start RECORDED DATA

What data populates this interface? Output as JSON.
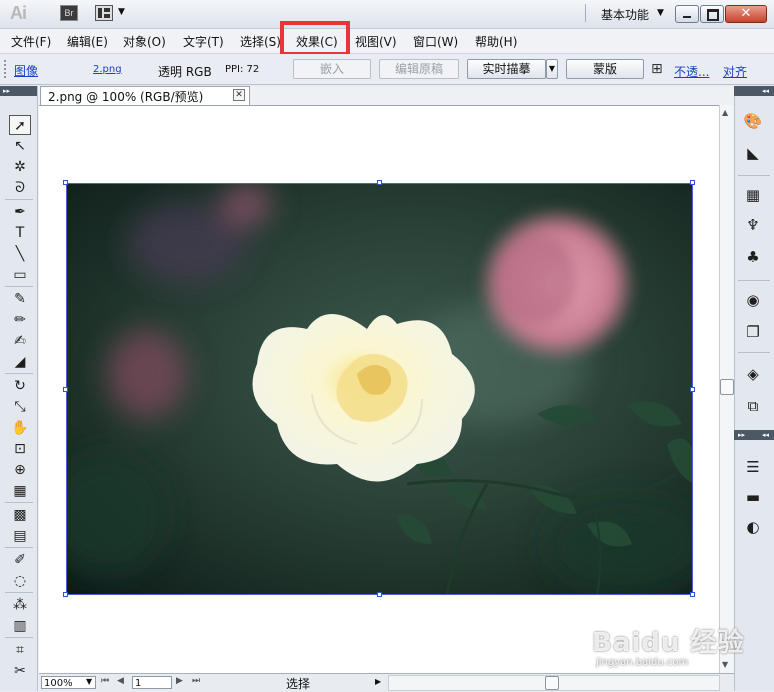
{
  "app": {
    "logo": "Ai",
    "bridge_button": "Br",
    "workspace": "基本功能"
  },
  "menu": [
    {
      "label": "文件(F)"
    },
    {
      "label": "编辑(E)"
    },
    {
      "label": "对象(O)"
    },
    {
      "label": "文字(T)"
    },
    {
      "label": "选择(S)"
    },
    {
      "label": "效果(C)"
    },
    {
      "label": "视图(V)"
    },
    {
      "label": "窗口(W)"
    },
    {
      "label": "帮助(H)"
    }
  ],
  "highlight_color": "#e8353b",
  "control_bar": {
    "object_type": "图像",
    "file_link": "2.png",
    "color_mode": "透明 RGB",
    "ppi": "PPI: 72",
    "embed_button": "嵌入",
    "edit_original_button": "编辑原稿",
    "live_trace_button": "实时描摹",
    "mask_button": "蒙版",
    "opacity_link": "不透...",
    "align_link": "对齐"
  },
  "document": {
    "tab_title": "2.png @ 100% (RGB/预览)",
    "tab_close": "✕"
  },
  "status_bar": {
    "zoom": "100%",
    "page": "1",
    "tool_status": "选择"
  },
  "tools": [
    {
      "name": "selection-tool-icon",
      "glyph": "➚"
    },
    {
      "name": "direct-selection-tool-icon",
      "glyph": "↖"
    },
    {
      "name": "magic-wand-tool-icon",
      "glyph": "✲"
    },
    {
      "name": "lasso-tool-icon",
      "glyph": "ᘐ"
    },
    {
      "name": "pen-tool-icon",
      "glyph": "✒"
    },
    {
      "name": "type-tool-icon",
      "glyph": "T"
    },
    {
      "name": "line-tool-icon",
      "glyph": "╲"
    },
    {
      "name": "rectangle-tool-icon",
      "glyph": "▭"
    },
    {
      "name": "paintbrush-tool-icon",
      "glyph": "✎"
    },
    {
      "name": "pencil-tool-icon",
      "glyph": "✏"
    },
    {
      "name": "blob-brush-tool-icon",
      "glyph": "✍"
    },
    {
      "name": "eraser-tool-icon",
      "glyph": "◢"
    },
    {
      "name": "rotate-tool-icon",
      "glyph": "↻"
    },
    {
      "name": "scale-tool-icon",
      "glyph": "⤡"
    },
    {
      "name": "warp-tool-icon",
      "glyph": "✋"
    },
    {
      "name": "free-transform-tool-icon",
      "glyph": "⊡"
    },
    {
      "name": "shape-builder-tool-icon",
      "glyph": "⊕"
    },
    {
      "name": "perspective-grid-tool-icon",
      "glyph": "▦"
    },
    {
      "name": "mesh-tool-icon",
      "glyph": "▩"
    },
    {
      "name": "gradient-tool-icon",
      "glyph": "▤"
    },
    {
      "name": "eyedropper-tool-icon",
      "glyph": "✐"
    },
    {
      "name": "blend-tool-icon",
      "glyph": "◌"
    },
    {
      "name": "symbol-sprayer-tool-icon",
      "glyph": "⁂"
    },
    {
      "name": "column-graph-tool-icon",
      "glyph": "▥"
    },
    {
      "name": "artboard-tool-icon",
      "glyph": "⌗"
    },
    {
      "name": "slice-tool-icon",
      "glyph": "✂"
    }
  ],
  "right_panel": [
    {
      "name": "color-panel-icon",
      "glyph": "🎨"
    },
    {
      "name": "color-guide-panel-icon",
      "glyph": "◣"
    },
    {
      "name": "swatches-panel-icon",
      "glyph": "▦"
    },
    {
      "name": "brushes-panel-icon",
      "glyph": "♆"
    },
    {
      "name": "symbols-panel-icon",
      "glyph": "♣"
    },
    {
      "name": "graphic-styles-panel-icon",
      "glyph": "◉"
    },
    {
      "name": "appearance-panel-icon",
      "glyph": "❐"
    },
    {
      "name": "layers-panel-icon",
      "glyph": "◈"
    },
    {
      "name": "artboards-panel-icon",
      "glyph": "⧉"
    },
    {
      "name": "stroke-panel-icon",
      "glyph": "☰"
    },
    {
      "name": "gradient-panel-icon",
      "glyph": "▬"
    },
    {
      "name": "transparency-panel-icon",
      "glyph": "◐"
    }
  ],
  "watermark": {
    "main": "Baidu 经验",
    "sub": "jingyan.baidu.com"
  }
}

end RECORDED DATA

INSTRUCTION ->
Search the preceding listing for the word "gradient" and pull out every line that holds it.

THE REPLY ->
      "name": "gradient-tool-icon",
      "name": "gradient-panel-icon",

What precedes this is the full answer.